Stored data
◇ ◇ ◇ ◇ ◇
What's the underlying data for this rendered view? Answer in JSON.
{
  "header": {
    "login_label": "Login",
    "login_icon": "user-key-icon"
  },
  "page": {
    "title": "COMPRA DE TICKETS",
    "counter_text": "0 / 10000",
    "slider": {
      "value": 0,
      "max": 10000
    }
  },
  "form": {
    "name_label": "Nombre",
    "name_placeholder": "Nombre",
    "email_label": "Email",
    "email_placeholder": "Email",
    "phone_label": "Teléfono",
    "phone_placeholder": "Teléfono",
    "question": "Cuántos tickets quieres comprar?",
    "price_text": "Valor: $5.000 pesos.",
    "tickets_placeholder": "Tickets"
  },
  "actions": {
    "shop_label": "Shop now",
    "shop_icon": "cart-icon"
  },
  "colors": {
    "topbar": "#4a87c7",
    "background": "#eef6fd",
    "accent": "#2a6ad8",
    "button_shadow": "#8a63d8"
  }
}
◇ ◇ ◇ ◇ ◇
**Task instructions**
All entries shown above should be printed again exactly.

**Finished task**
What's the underlying data for this rendered view? Answer in JSON.
{
  "header": {
    "login_label": "Login",
    "login_icon": "user-key-icon"
  },
  "page": {
    "title": "COMPRA DE TICKETS",
    "counter_text": "0 / 10000",
    "slider": {
      "value": 0,
      "max": 10000
    }
  },
  "form": {
    "name_label": "Nombre",
    "name_placeholder": "Nombre",
    "email_label": "Email",
    "email_placeholder": "Email",
    "phone_label": "Teléfono",
    "phone_placeholder": "Teléfono",
    "question": "Cuántos tickets quieres comprar?",
    "price_text": "Valor: $5.000 pesos.",
    "tickets_placeholder": "Tickets"
  },
  "actions": {
    "shop_label": "Shop now",
    "shop_icon": "cart-icon"
  },
  "colors": {
    "topbar": "#4a87c7",
    "background": "#eef6fd",
    "accent": "#2a6ad8",
    "button_shadow": "#8a63d8"
  }
}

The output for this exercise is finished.